>>
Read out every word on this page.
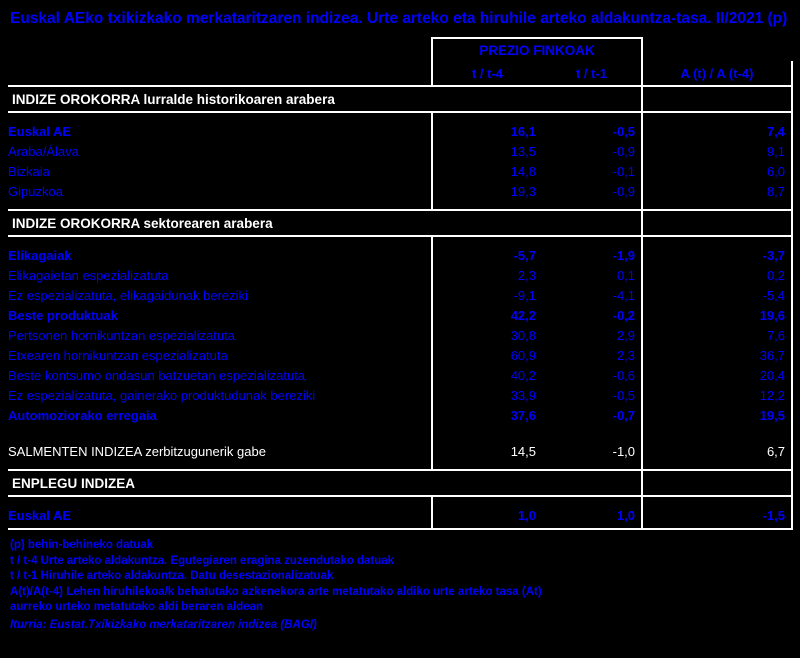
Euskal AEko txikizkako merkataritzaren indizea. Urte arteko eta hiruhile arteko aldakuntza-tasa. II/2021 (p)
	PREZIO FINKOAK		
	t / t-4	t / t-1	A (t) / A (t-4)
INDIZE OROKORRA lurralde historikoaren arabera			

Euskal AE	16,1	-0,5	7,4
Araba/Álava	13,5	-0,9	9,1
Bizkaia	14,8	-0,1	6,0
Gipuzkoa	19,3	-0,9	8,7

INDIZE OROKORRA sektorearen arabera			

Elikagaiak	-5,7	-1,9	-3,7
Elikagaietan espezializatuta	2,3	0,1	0,2
Ez espezializatuta, elikagaidunak bereziki	-9,1	-4,1	-5,4
Beste produktuak	42,2	-0,2	19,6
Pertsonen hornikuntzan espezializatuta	30,8	2,9	7,6
Etxearen hornikuntzan espezializatuta	60,9	2,3	36,7
Beste kontsumo ondasun batzuetan espezializatuta	40,2	-0,6	20,4
Ez espezializatuta, gainerako produktudunak bereziki	33,9	-0,5	12,2
Automoziorako erregaia	37,6	-0,7	19,5

SALMENTEN INDIZEA zerbitzugunerik gabe	14,5	-1,0	6,7

ENPLEGU INDIZEA			

Euskal AE	1,0	1,0	-1,5

(p) behin-behineko datuak
t / t-4 Urte arteko aldakuntza. Egutegiaren eragina zuzendutako datuak
t / t-1 Hiruhile arteko aldakuntza. Datu desestazionalizatuak
A(t)/A(t-4) Lehen hiruhilekoa/k behatutako azkenekora arte metatutako aldiko urte arteko tasa (At)
aurreko urteko metatutako aldi beraren aldean
Iturria: Eustat.Txikizkako merkataritzaren indizea (BAGI)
<<
All of the lines above should be retyped precisely, apart from the pictures.

Read out every word on this page.
Euskal AEko txikizkako merkataritzaren indizea. Urte arteko eta hiruhile arteko aldakuntza-tasa. II/2021 (p)
	PREZIO FINKOAK		
	t / t-4	t / t-1	A (t) / A (t-4)
INDIZE OROKORRA lurralde historikoaren arabera			

Euskal AE	16,1	-0,5	7,4
Araba/Álava	13,5	-0,9	9,1
Bizkaia	14,8	-0,1	6,0
Gipuzkoa	19,3	-0,9	8,7

INDIZE OROKORRA sektorearen arabera			

Elikagaiak	-5,7	-1,9	-3,7
Elikagaietan espezializatuta	2,3	0,1	0,2
Ez espezializatuta, elikagaidunak bereziki	-9,1	-4,1	-5,4
Beste produktuak	42,2	-0,2	19,6
Pertsonen hornikuntzan espezializatuta	30,8	2,9	7,6
Etxearen hornikuntzan espezializatuta	60,9	2,3	36,7
Beste kontsumo ondasun batzuetan espezializatuta	40,2	-0,6	20,4
Ez espezializatuta, gainerako produktudunak bereziki	33,9	-0,5	12,2
Automoziorako erregaia	37,6	-0,7	19,5

SALMENTEN INDIZEA zerbitzugunerik gabe	14,5	-1,0	6,7

ENPLEGU INDIZEA			

Euskal AE	1,0	1,0	-1,5

(p) behin-behineko datuak
t / t-4 Urte arteko aldakuntza. Egutegiaren eragina zuzendutako datuak
t / t-1 Hiruhile arteko aldakuntza. Datu desestazionalizatuak
A(t)/A(t-4) Lehen hiruhilekoa/k behatutako azkenekora arte metatutako aldiko urte arteko tasa (At)
aurreko urteko metatutako aldi beraren aldean
Iturria: Eustat.Txikizkako merkataritzaren indizea (BAGI)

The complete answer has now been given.